• _DO THIS_
Records follow. Pull out every line that contains "участок".

• _DATA TO USE_
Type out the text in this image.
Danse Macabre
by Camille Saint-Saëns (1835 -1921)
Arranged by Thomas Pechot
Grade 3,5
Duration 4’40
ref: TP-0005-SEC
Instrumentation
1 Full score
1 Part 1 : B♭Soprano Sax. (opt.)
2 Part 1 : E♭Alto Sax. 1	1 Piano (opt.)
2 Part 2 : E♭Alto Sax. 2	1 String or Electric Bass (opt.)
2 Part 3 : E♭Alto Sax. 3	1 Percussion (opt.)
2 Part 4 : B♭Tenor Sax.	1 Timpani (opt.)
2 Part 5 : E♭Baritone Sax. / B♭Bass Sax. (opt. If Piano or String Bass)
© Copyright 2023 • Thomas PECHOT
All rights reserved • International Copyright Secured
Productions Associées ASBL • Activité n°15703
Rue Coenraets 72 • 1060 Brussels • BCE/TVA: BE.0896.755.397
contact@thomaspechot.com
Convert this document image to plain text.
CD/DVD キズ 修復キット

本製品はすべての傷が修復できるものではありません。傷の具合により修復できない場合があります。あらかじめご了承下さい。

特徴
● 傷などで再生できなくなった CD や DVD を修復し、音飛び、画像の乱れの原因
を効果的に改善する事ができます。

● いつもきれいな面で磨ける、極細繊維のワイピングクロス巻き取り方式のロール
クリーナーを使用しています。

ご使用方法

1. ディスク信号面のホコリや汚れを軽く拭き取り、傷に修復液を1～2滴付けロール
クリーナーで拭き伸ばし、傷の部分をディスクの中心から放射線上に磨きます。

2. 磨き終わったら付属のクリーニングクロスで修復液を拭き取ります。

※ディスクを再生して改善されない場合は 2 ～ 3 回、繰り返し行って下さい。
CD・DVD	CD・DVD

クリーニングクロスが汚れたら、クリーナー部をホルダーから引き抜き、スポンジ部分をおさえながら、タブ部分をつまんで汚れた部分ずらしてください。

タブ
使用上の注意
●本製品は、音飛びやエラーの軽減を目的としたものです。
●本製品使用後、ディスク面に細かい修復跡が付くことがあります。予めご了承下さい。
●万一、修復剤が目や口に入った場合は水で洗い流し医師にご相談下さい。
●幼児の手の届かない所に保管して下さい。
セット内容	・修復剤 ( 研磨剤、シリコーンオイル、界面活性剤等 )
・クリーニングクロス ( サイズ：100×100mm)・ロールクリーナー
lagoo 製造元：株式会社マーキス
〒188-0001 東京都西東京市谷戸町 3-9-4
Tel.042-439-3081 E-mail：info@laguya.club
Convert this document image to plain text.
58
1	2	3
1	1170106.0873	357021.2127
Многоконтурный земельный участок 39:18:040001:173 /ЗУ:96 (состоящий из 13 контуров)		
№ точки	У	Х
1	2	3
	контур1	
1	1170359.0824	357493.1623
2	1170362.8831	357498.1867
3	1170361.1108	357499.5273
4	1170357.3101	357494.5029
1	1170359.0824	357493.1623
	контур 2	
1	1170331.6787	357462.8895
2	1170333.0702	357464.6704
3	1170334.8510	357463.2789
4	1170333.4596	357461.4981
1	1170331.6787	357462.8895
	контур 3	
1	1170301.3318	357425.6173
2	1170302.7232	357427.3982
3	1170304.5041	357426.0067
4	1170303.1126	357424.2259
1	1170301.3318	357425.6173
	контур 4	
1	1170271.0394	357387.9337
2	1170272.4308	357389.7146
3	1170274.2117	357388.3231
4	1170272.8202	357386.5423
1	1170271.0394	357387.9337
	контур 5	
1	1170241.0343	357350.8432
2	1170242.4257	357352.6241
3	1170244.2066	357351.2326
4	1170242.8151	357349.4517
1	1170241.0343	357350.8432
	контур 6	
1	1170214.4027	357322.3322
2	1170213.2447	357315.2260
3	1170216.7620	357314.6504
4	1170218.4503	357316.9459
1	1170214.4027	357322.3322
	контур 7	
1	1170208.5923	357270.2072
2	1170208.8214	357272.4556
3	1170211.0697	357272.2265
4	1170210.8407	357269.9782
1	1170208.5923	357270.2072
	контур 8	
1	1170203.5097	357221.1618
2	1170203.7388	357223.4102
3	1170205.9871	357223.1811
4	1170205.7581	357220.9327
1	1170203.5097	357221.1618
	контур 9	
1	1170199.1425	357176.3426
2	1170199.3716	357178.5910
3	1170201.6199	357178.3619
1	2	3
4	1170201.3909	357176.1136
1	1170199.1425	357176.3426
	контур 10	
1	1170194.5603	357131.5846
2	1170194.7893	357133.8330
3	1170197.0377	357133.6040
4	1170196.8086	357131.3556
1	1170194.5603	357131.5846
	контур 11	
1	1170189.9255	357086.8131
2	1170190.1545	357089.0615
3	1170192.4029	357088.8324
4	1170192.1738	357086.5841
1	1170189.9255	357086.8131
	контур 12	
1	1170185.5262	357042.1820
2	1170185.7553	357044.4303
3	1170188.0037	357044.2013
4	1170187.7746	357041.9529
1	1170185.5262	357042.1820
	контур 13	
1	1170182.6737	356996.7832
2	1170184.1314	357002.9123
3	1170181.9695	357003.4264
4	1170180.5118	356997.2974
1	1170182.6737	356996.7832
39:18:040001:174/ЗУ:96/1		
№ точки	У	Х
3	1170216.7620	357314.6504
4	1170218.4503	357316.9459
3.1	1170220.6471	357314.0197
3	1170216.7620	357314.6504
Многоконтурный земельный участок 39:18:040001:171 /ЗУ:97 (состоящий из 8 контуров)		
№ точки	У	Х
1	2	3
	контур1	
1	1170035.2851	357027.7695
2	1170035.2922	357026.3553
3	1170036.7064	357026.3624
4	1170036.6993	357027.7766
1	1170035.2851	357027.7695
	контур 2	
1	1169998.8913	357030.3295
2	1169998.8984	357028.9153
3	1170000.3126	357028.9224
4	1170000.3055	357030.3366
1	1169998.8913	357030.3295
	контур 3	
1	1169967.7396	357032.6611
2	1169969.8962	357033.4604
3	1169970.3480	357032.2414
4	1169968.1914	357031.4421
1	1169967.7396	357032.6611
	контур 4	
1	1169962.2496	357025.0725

• _SOLVED PROBLEM_
Многоконтурный земельный участок 39:18:040001:173 /ЗУ:96 (состоящий из 13 контуров)		
Многоконтурный земельный участок 39:18:040001:171 /ЗУ:97 (состоящий из 8 контуров)		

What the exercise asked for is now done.